Stated task: Print each line exactly as it is given.

--- begin The records ---

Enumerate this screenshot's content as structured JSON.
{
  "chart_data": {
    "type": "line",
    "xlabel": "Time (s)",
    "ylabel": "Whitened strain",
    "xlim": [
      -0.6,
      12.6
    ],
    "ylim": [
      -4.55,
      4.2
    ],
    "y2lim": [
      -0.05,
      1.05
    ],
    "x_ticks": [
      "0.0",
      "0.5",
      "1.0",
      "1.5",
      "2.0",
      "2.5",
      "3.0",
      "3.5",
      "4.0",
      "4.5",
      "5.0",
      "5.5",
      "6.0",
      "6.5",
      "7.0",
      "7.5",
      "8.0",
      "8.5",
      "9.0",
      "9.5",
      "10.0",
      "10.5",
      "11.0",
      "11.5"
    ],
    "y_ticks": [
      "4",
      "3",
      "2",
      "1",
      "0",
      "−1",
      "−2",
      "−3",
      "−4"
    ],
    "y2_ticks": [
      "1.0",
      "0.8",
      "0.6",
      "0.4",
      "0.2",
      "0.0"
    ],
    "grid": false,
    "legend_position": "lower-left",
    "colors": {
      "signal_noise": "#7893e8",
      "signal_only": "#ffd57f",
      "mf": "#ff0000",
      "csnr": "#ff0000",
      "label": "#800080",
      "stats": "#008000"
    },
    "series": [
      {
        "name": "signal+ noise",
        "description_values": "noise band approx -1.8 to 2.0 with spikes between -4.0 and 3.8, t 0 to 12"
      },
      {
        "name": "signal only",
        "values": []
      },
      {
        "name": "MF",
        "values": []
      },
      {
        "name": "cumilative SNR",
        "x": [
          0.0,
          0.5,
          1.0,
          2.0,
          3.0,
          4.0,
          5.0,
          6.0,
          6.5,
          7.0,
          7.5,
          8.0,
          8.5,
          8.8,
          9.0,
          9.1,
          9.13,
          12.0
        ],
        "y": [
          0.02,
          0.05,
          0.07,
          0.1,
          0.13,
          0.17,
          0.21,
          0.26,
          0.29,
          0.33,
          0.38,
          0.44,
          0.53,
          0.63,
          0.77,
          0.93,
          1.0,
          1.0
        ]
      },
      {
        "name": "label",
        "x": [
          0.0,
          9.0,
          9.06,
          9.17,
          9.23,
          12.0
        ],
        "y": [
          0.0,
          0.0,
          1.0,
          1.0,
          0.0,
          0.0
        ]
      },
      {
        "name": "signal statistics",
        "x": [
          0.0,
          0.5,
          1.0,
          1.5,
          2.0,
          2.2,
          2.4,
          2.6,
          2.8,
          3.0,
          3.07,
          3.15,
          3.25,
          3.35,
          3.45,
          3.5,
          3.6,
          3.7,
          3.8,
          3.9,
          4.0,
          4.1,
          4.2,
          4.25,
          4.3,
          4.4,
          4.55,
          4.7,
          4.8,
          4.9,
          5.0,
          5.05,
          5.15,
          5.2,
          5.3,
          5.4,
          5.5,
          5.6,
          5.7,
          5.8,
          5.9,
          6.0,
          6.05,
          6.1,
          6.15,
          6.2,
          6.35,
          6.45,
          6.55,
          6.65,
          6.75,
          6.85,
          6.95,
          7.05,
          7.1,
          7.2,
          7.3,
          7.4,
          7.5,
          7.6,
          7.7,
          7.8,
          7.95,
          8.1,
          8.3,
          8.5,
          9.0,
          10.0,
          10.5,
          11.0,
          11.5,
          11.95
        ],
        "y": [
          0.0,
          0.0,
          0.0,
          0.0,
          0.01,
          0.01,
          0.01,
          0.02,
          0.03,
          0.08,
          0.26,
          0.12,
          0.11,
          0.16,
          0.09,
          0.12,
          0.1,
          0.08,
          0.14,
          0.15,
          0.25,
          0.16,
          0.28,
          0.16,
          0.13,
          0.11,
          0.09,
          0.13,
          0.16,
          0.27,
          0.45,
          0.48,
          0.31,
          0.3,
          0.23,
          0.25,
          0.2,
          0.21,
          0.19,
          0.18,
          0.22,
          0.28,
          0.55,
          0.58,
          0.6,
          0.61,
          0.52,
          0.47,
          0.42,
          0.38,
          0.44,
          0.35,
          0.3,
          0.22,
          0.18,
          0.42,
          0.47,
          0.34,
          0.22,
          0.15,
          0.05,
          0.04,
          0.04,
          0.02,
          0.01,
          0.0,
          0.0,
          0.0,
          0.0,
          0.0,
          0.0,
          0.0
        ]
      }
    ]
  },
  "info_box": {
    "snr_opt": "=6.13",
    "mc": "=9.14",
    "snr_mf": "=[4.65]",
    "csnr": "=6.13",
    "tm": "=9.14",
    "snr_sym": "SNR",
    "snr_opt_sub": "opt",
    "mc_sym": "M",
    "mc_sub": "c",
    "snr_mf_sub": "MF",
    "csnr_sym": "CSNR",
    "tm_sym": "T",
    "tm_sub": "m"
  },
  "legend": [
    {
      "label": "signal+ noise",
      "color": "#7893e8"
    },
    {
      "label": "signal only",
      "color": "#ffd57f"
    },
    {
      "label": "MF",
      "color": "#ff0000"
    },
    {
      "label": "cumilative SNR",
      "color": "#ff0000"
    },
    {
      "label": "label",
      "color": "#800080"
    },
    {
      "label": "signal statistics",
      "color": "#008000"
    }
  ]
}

--- end The records ---

Result:
Enumerate this screenshot's content as structured JSON.
{
  "chart_data": {
    "type": "line",
    "xlabel": "Time (s)",
    "ylabel": "Whitened strain",
    "xlim": [
      -0.6,
      12.6
    ],
    "ylim": [
      -4.55,
      4.2
    ],
    "y2lim": [
      -0.05,
      1.05
    ],
    "x_ticks": [
      "0.0",
      "0.5",
      "1.0",
      "1.5",
      "2.0",
      "2.5",
      "3.0",
      "3.5",
      "4.0",
      "4.5",
      "5.0",
      "5.5",
      "6.0",
      "6.5",
      "7.0",
      "7.5",
      "8.0",
      "8.5",
      "9.0",
      "9.5",
      "10.0",
      "10.5",
      "11.0",
      "11.5"
    ],
    "y_ticks": [
      "4",
      "3",
      "2",
      "1",
      "0",
      "−1",
      "−2",
      "−3",
      "−4"
    ],
    "y2_ticks": [
      "1.0",
      "0.8",
      "0.6",
      "0.4",
      "0.2",
      "0.0"
    ],
    "grid": false,
    "legend_position": "lower-left",
    "colors": {
      "signal_noise": "#7893e8",
      "signal_only": "#ffd57f",
      "mf": "#ff0000",
      "csnr": "#ff0000",
      "label": "#800080",
      "stats": "#008000"
    },
    "series": [
      {
        "name": "signal+ noise",
        "description_values": "noise band approx -1.8 to 2.0 with spikes between -4.0 and 3.8, t 0 to 12"
      },
      {
        "name": "signal only",
        "values": []
      },
      {
        "name": "MF",
        "values": []
      },
      {
        "name": "cumilative SNR",
        "x": [
          0.0,
          0.5,
          1.0,
          2.0,
          3.0,
          4.0,
          5.0,
          6.0,
          6.5,
          7.0,
          7.5,
          8.0,
          8.5,
          8.8,
          9.0,
          9.1,
          9.13,
          12.0
        ],
        "y": [
          0.02,
          0.05,
          0.07,
          0.1,
          0.13,
          0.17,
          0.21,
          0.26,
          0.29,
          0.33,
          0.38,
          0.44,
          0.53,
          0.63,
          0.77,
          0.93,
          1.0,
          1.0
        ]
      },
      {
        "name": "label",
        "x": [
          0.0,
          9.0,
          9.06,
          9.17,
          9.23,
          12.0
        ],
        "y": [
          0.0,
          0.0,
          1.0,
          1.0,
          0.0,
          0.0
        ]
      },
      {
        "name": "signal statistics",
        "x": [
          0.0,
          0.5,
          1.0,
          1.5,
          2.0,
          2.2,
          2.4,
          2.6,
          2.8,
          3.0,
          3.07,
          3.15,
          3.25,
          3.35,
          3.45,
          3.5,
          3.6,
          3.7,
          3.8,
          3.9,
          4.0,
          4.1,
          4.2,
          4.25,
          4.3,
          4.4,
          4.55,
          4.7,
          4.8,
          4.9,
          5.0,
          5.05,
          5.15,
          5.2,
          5.3,
          5.4,
          5.5,
          5.6,
          5.7,
          5.8,
          5.9,
          6.0,
          6.05,
          6.1,
          6.15,
          6.2,
          6.35,
          6.45,
          6.55,
          6.65,
          6.75,
          6.85,
          6.95,
          7.05,
          7.1,
          7.2,
          7.3,
          7.4,
          7.5,
          7.6,
          7.7,
          7.8,
          7.95,
          8.1,
          8.3,
          8.5,
          9.0,
          10.0,
          10.5,
          11.0,
          11.5,
          11.95
        ],
        "y": [
          0.0,
          0.0,
          0.0,
          0.0,
          0.01,
          0.01,
          0.01,
          0.02,
          0.03,
          0.08,
          0.26,
          0.12,
          0.11,
          0.16,
          0.09,
          0.12,
          0.1,
          0.08,
          0.14,
          0.15,
          0.25,
          0.16,
          0.28,
          0.16,
          0.13,
          0.11,
          0.09,
          0.13,
          0.16,
          0.27,
          0.45,
          0.48,
          0.31,
          0.3,
          0.23,
          0.25,
          0.2,
          0.21,
          0.19,
          0.18,
          0.22,
          0.28,
          0.55,
          0.58,
          0.6,
          0.61,
          0.52,
          0.47,
          0.42,
          0.38,
          0.44,
          0.35,
          0.3,
          0.22,
          0.18,
          0.42,
          0.47,
          0.34,
          0.22,
          0.15,
          0.05,
          0.04,
          0.04,
          0.02,
          0.01,
          0.0,
          0.0,
          0.0,
          0.0,
          0.0,
          0.0,
          0.0
        ]
      }
    ]
  },
  "info_box": {
    "snr_opt": "=6.13",
    "mc": "=9.14",
    "snr_mf": "=[4.65]",
    "csnr": "=6.13",
    "tm": "=9.14",
    "snr_sym": "SNR",
    "snr_opt_sub": "opt",
    "mc_sym": "M",
    "mc_sub": "c",
    "snr_mf_sub": "MF",
    "csnr_sym": "CSNR",
    "tm_sym": "T",
    "tm_sub": "m"
  },
  "legend": [
    {
      "label": "signal+ noise",
      "color": "#7893e8"
    },
    {
      "label": "signal only",
      "color": "#ffd57f"
    },
    {
      "label": "MF",
      "color": "#ff0000"
    },
    {
      "label": "cumilative SNR",
      "color": "#ff0000"
    },
    {
      "label": "label",
      "color": "#800080"
    },
    {
      "label": "signal statistics",
      "color": "#008000"
    }
  ]
}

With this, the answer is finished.